- **TEXT SEGMENT**:
+ + +
A researcher has discovered a pair of new Magecart-style web skimmers, each one featuring an evasion technique that’s not typically employed by this breed of malware: steganography and the transfer a data via the WebSocket protocol.

The researcher, who uses the handle @AffableKraut, posted his two findings on Twitter last month, prompting the team from Malwarebytes to further analyze the threats and report the findings.

According to Malwarebytes, the steganography-based skimmer is the first documented skimmer to use this technique, which commonly involves hiding code within harmless-looking imagery.

In a Dec. 26 tweet, @AffableKraut said a colleague of his found the skimmer while searching through SIEM data. “The skimmer group uploads or modifies an existing image and appends the JS code,” the researcher says. In this case, the image appears to be an innocuous “free shipping” ribbon, which was observed on a shopping site.

“As it happens, the majority of web crawlers and scanners will concentrate on HTML and JavaScript files, and often ignore media files, which tend to be large and slow down processing,” states Malwarebytes Director of Threat Intelligence Jeroma Segura in a company blog post earlier this week. “What better place to sneak in some code?”

On Dec. 16, @AffableKraut posted his findings on the other web skimmer, which at the time appeared to still be in development and didn’t always work as intended. The skimmer is 840 lines long “and there’s a fair amount of minified and somewhat obfuscated code,” the researcher noted in a series of tweets describing the threat.

But unique to this malicious tool is its ability to use the WebSocket communication protocol to both load payloads and exfiltrate checkout data over a TCP connection.

“The goal is to conceal a connection to a server controlled by the criminals over a WebSocket,” explains Segura’s Malwarebytes post.

Segura goes on to describe the skimmer’s command-and-control communications process in detail: Once the malware’s code runs in the browser, it triggers a client handshake request and subsequent response, which in turns results in a series of bidirectional messages between the victim’s browser and the server. Next, “A larger Base64 encoded blurb is downloaded onto the client and processed as JavaScript code. This turns out to be the credit card skimming code,” the post continues.

@AffableKrau was able to link a single domain, bulksuppchat[.]com, to the threat, but could not tie this particular domain to any known Magecart group.
+ + +
Print the part of the web skimmer article above that runs from "But unique to" up to and including "Segura’s Malwarebytes post.".
+ + +
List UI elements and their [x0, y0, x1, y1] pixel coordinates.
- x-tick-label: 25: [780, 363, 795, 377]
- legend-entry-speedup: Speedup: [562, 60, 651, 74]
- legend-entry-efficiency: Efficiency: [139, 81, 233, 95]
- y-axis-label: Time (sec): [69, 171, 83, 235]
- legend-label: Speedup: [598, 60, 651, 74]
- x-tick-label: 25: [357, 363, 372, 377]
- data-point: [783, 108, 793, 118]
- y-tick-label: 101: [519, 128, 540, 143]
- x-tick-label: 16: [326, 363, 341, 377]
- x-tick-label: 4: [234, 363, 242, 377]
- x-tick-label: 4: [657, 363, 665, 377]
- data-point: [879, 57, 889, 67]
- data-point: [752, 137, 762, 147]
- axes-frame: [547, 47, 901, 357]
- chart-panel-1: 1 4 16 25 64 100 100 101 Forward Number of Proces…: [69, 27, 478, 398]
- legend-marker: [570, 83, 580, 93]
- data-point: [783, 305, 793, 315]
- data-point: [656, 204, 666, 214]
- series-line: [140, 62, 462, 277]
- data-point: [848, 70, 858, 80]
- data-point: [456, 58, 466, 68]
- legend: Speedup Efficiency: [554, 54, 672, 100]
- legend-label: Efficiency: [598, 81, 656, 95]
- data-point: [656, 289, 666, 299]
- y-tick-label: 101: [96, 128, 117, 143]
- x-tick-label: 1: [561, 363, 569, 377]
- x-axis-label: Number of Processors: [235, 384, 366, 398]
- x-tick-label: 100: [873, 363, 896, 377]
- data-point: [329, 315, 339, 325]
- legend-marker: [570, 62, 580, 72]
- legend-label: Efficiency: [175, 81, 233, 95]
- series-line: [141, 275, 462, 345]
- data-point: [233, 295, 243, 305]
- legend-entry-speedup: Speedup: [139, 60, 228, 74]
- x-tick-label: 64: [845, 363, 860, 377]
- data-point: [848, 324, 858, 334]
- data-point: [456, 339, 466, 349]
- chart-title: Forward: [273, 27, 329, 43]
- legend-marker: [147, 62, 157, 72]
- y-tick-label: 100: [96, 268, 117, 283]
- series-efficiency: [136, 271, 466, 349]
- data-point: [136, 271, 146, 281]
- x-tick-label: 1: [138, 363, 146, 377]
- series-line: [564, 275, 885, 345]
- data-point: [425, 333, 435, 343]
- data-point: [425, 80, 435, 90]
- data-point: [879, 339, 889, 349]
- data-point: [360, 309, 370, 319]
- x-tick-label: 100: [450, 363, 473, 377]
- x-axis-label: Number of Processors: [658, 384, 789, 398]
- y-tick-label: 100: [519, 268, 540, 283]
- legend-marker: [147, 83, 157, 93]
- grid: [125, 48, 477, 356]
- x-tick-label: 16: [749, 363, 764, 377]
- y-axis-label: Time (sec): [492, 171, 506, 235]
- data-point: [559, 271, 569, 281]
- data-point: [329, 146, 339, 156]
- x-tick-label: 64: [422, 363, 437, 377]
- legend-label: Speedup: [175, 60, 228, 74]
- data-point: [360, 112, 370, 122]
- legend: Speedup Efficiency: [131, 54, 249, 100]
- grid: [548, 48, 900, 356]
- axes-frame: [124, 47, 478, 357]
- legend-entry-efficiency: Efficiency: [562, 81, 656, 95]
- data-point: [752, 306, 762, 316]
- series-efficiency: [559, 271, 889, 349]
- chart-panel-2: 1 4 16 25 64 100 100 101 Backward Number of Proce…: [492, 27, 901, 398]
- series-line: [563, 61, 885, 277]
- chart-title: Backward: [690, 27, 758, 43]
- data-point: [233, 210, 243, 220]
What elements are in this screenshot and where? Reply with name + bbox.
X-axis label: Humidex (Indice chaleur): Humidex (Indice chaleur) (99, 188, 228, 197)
+ + +
- **RESPONSE TO THE EXERCISE**:
But unique to this malicious tool is its ability to use the WebSocket communication protocol to both load payloads and exfiltrate checkout data over a TCP connection.

“The goal is to conceal a connection to a server controlled by the criminals over a WebSocket,” explains Segura’s Malwarebytes post.